Challenge:
Gather every line in the records below that contains the word "工业企业用地".

┄┄┄┄┄┄┄┄┄┄┄┄┄┄┄┄┄┄┄┄

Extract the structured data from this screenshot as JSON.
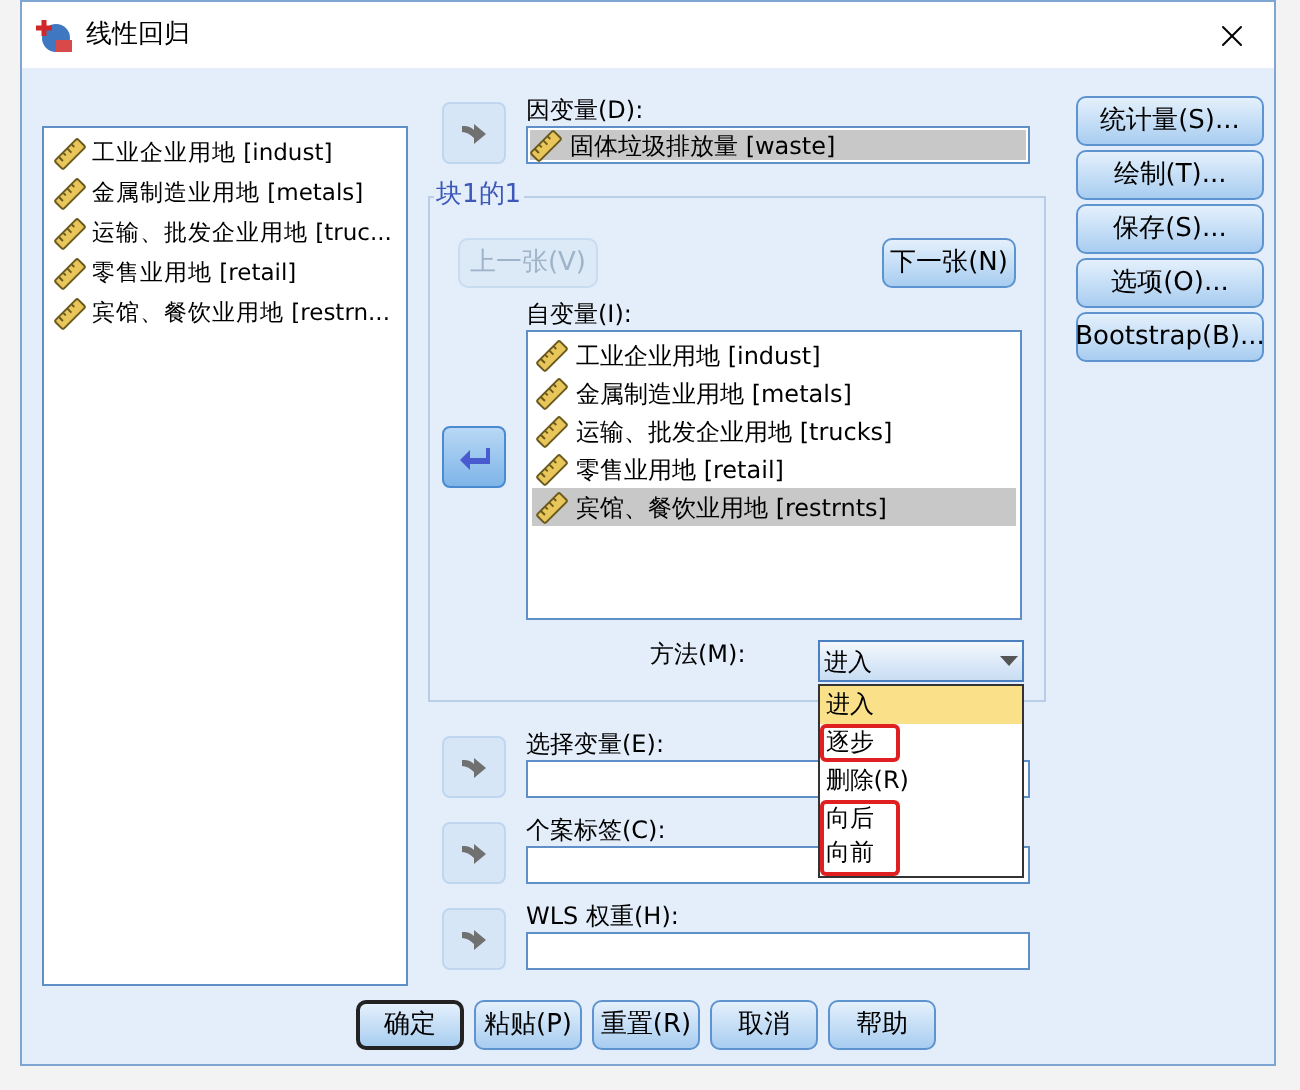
{
  "window": {
    "title": "线性回归"
  },
  "variables": [
    {
      "label": "工业企业用地 [indust]"
    },
    {
      "label": "金属制造业用地 [metals]"
    },
    {
      "label": "运输、批发企业用地 [truc..."
    },
    {
      "label": "零售业用地 [retail]"
    },
    {
      "label": "宾馆、餐饮业用地 [restrn..."
    }
  ],
  "dependent": {
    "label": "因变量(D):",
    "arrow_active": false,
    "items": [
      {
        "label": "固体垃圾排放量 [waste]",
        "selected": true
      }
    ]
  },
  "block": {
    "legend": "块1的1",
    "prev": {
      "label": "上一张(V)",
      "disabled": true
    },
    "next": {
      "label": "下一张(N)",
      "disabled": false
    },
    "independent": {
      "label": "自变量(I):",
      "arrow_active": true,
      "items": [
        {
          "label": "工业企业用地 [indust]",
          "selected": false
        },
        {
          "label": "金属制造业用地 [metals]",
          "selected": false
        },
        {
          "label": "运输、批发企业用地 [trucks]",
          "selected": false
        },
        {
          "label": "零售业用地 [retail]",
          "selected": false
        },
        {
          "label": "宾馆、餐饮业用地 [restrnts]",
          "selected": true
        }
      ]
    },
    "method": {
      "label": "方法(M):",
      "value": "进入",
      "expanded": true,
      "options": [
        {
          "label": "进入",
          "selected": true,
          "marked": false
        },
        {
          "label": "逐步",
          "selected": false,
          "marked": true
        },
        {
          "label": "删除(R)",
          "selected": false,
          "marked": false
        },
        {
          "label": "向后",
          "selected": false,
          "marked": true
        },
        {
          "label": "向前",
          "selected": false,
          "marked": true
        }
      ]
    }
  },
  "fields": [
    {
      "label": "选择变量(E):",
      "arrow_active": false
    },
    {
      "label": "个案标签(C):",
      "arrow_active": false
    },
    {
      "label": "WLS 权重(H):",
      "arrow_active": false
    }
  ],
  "side_buttons": [
    {
      "label": "统计量(S)..."
    },
    {
      "label": "绘制(T)..."
    },
    {
      "label": "保存(S)..."
    },
    {
      "label": "选项(O)..."
    },
    {
      "label": "Bootstrap(B)..."
    }
  ],
  "footer_buttons": [
    {
      "label": "确定",
      "default": true
    },
    {
      "label": "粘贴(P)",
      "default": false
    },
    {
      "label": "重置(R)",
      "default": false
    },
    {
      "label": "取消",
      "default": false
    },
    {
      "label": "帮助",
      "default": false
    }
  ]
}
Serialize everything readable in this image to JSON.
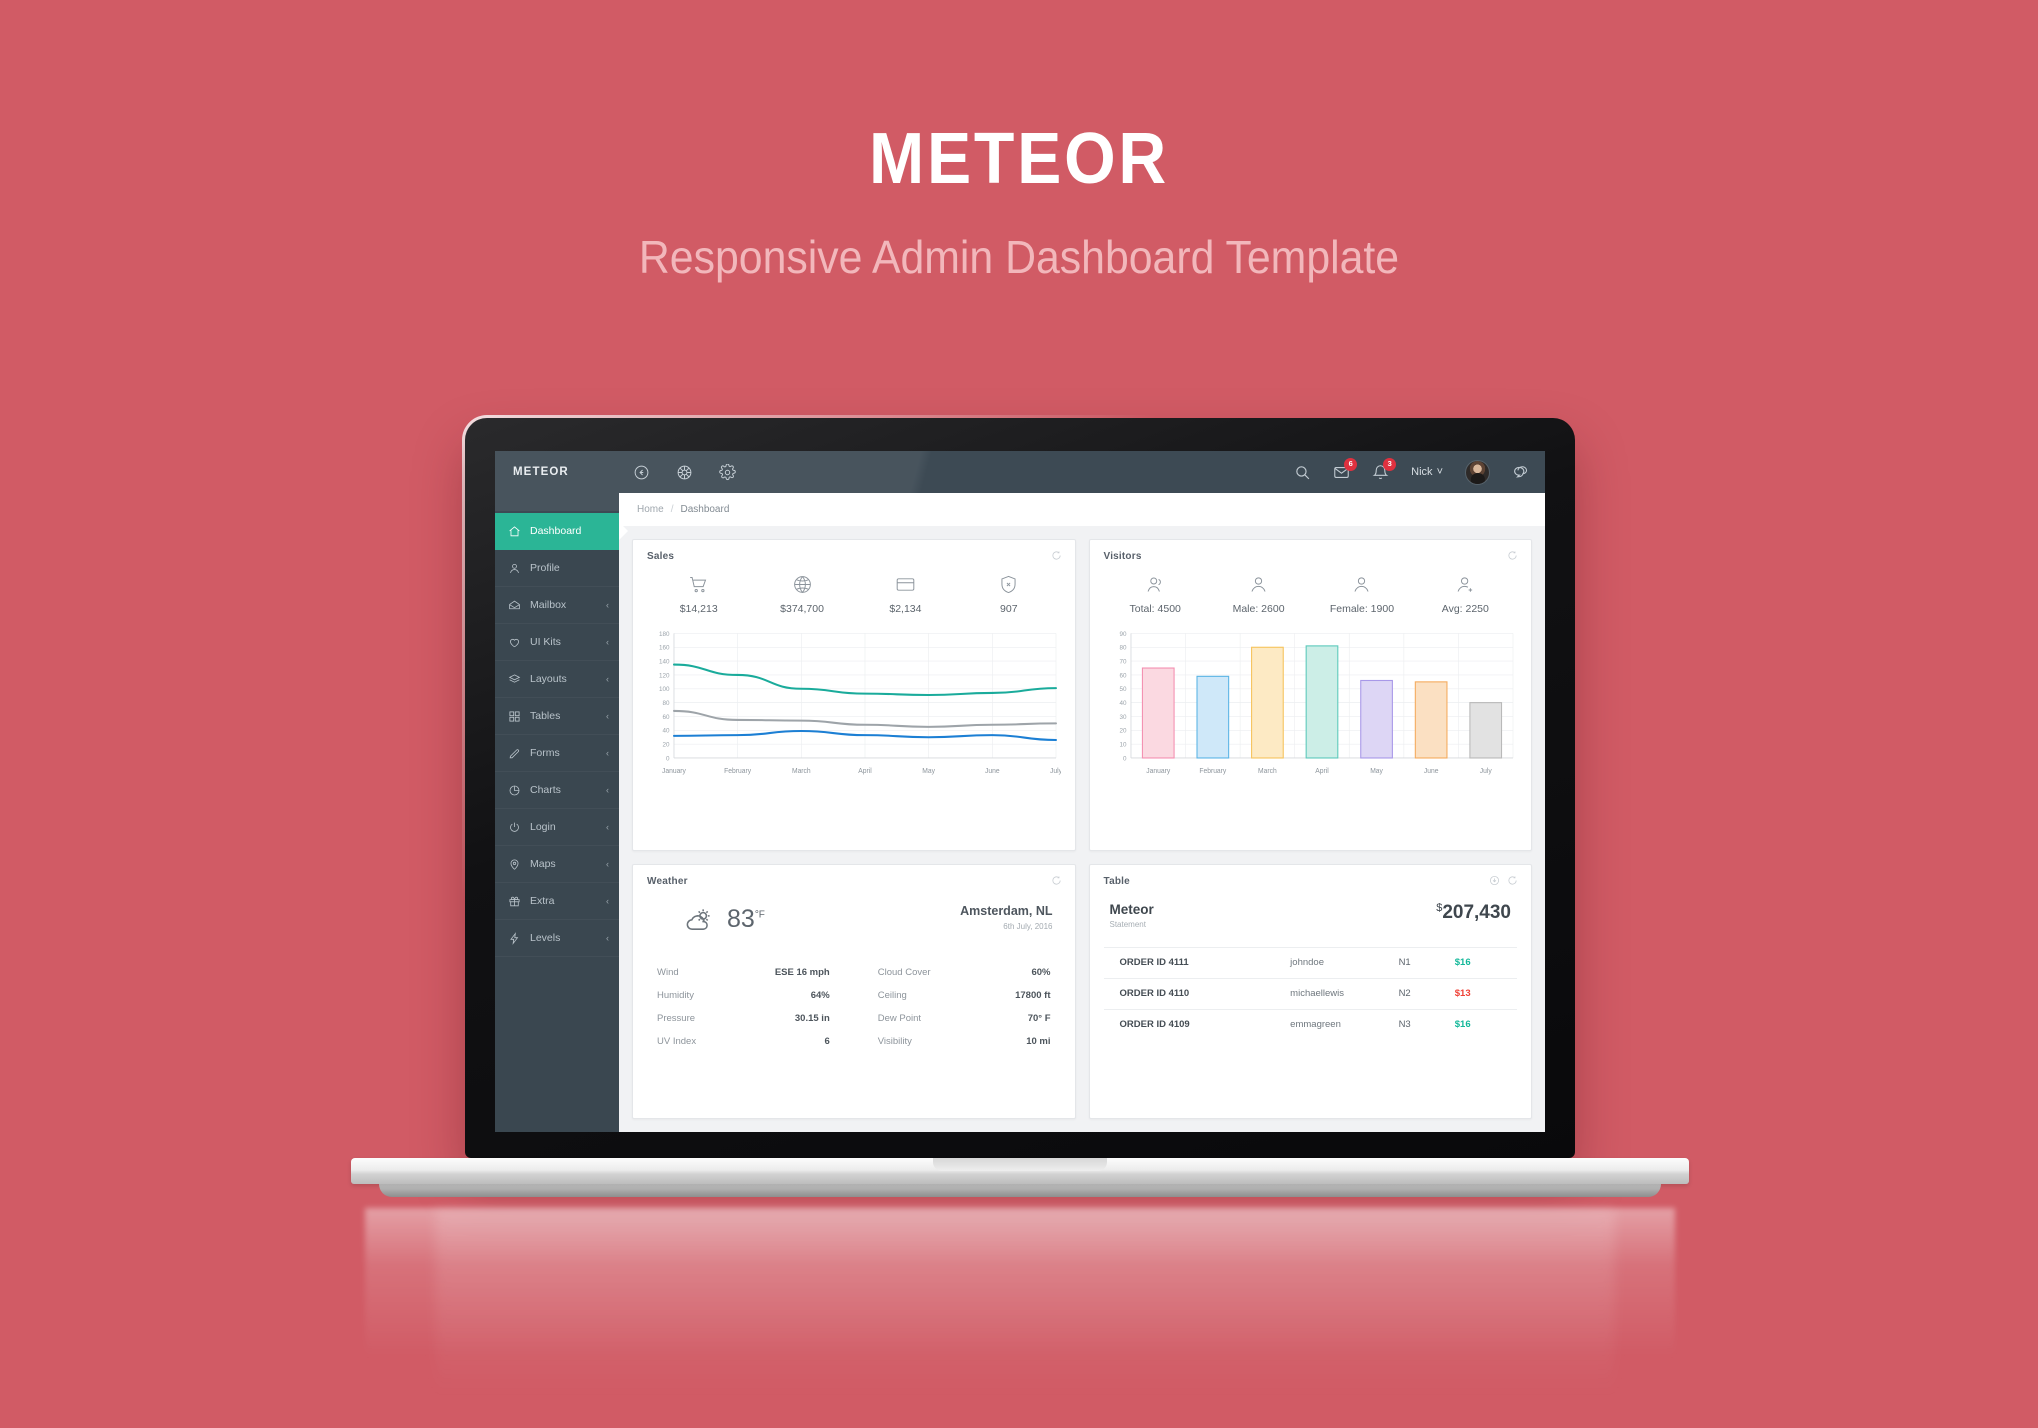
{
  "hero": {
    "title": "METEOR",
    "subtitle": "Responsive Admin Dashboard Template"
  },
  "colors": {
    "background": "#d15b65",
    "navbar": "#3d4a54",
    "sidebar": "#3a4750",
    "accent_teal": "#2bb596",
    "badge_red": "#e0313f",
    "up_green": "#14b89a",
    "down_red": "#ef4136"
  },
  "navbar": {
    "brand": "METEOR",
    "icons": [
      "back-circle-icon",
      "color-wheel-icon",
      "gear-icon"
    ],
    "search_icon": "search-icon",
    "mail_badge": "6",
    "bell_badge": "3",
    "user_name": "Nick",
    "caret": "˅",
    "chat_icon": "chat-bubble-icon"
  },
  "breadcrumb": {
    "home": "Home",
    "separator": "/",
    "current": "Dashboard"
  },
  "sidebar": {
    "items": [
      {
        "label": "Dashboard",
        "icon": "home-icon",
        "active": true,
        "caret": ""
      },
      {
        "label": "Profile",
        "icon": "user-icon",
        "active": false,
        "caret": ""
      },
      {
        "label": "Mailbox",
        "icon": "envelope-icon",
        "active": false,
        "caret": "‹"
      },
      {
        "label": "UI Kits",
        "icon": "heart-icon",
        "active": false,
        "caret": "‹"
      },
      {
        "label": "Layouts",
        "icon": "layers-icon",
        "active": false,
        "caret": "‹"
      },
      {
        "label": "Tables",
        "icon": "grid-icon",
        "active": false,
        "caret": "‹"
      },
      {
        "label": "Forms",
        "icon": "pencil-icon",
        "active": false,
        "caret": "‹"
      },
      {
        "label": "Charts",
        "icon": "pie-chart-icon",
        "active": false,
        "caret": "‹"
      },
      {
        "label": "Login",
        "icon": "power-icon",
        "active": false,
        "caret": "‹"
      },
      {
        "label": "Maps",
        "icon": "map-pin-icon",
        "active": false,
        "caret": "‹"
      },
      {
        "label": "Extra",
        "icon": "gift-icon",
        "active": false,
        "caret": "‹"
      },
      {
        "label": "Levels",
        "icon": "bolt-icon",
        "active": false,
        "caret": "‹"
      }
    ]
  },
  "sales_card": {
    "title": "Sales",
    "refresh_icon": "refresh-icon",
    "stats": [
      {
        "icon": "cart-icon",
        "value": "$14,213"
      },
      {
        "icon": "globe-icon",
        "value": "$374,700"
      },
      {
        "icon": "credit-card-icon",
        "value": "$2,134"
      },
      {
        "icon": "shield-icon",
        "value": "907"
      }
    ]
  },
  "visitors_card": {
    "title": "Visitors",
    "refresh_icon": "refresh-icon",
    "stats": [
      {
        "icon": "user-group-icon",
        "value": "Total: 4500"
      },
      {
        "icon": "user-male-icon",
        "value": "Male: 2600"
      },
      {
        "icon": "user-female-icon",
        "value": "Female: 1900"
      },
      {
        "icon": "user-add-icon",
        "value": "Avg: 2250"
      }
    ]
  },
  "weather_card": {
    "title": "Weather",
    "refresh_icon": "refresh-icon",
    "condition_icon": "partly-cloudy-icon",
    "temperature": "83",
    "temp_unit": "°F",
    "city": "Amsterdam, NL",
    "date": "6th July, 2016",
    "left_rows": [
      {
        "key": "Wind",
        "value": "ESE 16 mph"
      },
      {
        "key": "Humidity",
        "value": "64%"
      },
      {
        "key": "Pressure",
        "value": "30.15 in"
      },
      {
        "key": "UV Index",
        "value": "6"
      }
    ],
    "right_rows": [
      {
        "key": "Cloud Cover",
        "value": "60%"
      },
      {
        "key": "Ceiling",
        "value": "17800 ft"
      },
      {
        "key": "Dew Point",
        "value": "70° F"
      },
      {
        "key": "Visibility",
        "value": "10 mi"
      }
    ]
  },
  "table_card": {
    "title": "Table",
    "download_icon": "download-circle-icon",
    "refresh_icon": "refresh-icon",
    "account_name": "Meteor",
    "account_sub": "Statement",
    "currency": "$",
    "amount": "207,430",
    "rows": [
      {
        "order": "ORDER ID 4111",
        "user": "johndoe",
        "code": "N1",
        "amount": "$16",
        "dir": "up"
      },
      {
        "order": "ORDER ID 4110",
        "user": "michaellewis",
        "code": "N2",
        "amount": "$13",
        "dir": "down"
      },
      {
        "order": "ORDER ID 4109",
        "user": "emmagreen",
        "code": "N3",
        "amount": "$16",
        "dir": "up"
      }
    ]
  },
  "chart_data": [
    {
      "type": "line",
      "title": "Sales",
      "categories": [
        "January",
        "February",
        "March",
        "April",
        "May",
        "June",
        "July"
      ],
      "series": [
        {
          "name": "teal",
          "color": "#1aab9b",
          "values": [
            135,
            120,
            100,
            93,
            91,
            94,
            101
          ]
        },
        {
          "name": "gray",
          "color": "#9ea4a9",
          "values": [
            68,
            55,
            54,
            48,
            45,
            48,
            50
          ]
        },
        {
          "name": "blue",
          "color": "#1c7fd4",
          "values": [
            32,
            33,
            39,
            33,
            30,
            33,
            26
          ]
        }
      ],
      "ylim": [
        0,
        180
      ],
      "yticks": [
        0,
        20,
        40,
        60,
        80,
        100,
        120,
        140,
        160,
        180
      ],
      "xlabel": "",
      "ylabel": "",
      "grid": true,
      "legend": "none"
    },
    {
      "type": "bar",
      "title": "Visitors",
      "categories": [
        "January",
        "February",
        "March",
        "April",
        "May",
        "June",
        "July"
      ],
      "values": [
        65,
        59,
        80,
        81,
        56,
        55,
        40
      ],
      "bar_fills": [
        "#fbd9e1",
        "#cfe8f9",
        "#fdeac4",
        "#cceee7",
        "#ddd6f5",
        "#fbe0c2",
        "#e2e2e2"
      ],
      "bar_strokes": [
        "#f48fb1",
        "#5bb4e5",
        "#f6c35c",
        "#5cc9bb",
        "#a898e8",
        "#f4ab5e",
        "#b9b9b9"
      ],
      "ylim": [
        0,
        90
      ],
      "yticks": [
        0,
        10,
        20,
        30,
        40,
        50,
        60,
        70,
        80,
        90
      ],
      "xlabel": "",
      "ylabel": "",
      "grid": true,
      "legend": "none"
    }
  ]
}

┄┄┄┄┄┄┄┄┄┄┄┄┄┄┄┄┄┄┄┄

In response:
      "label": "工业企业用地 [indust]"
          "label": "工业企业用地 [indust]",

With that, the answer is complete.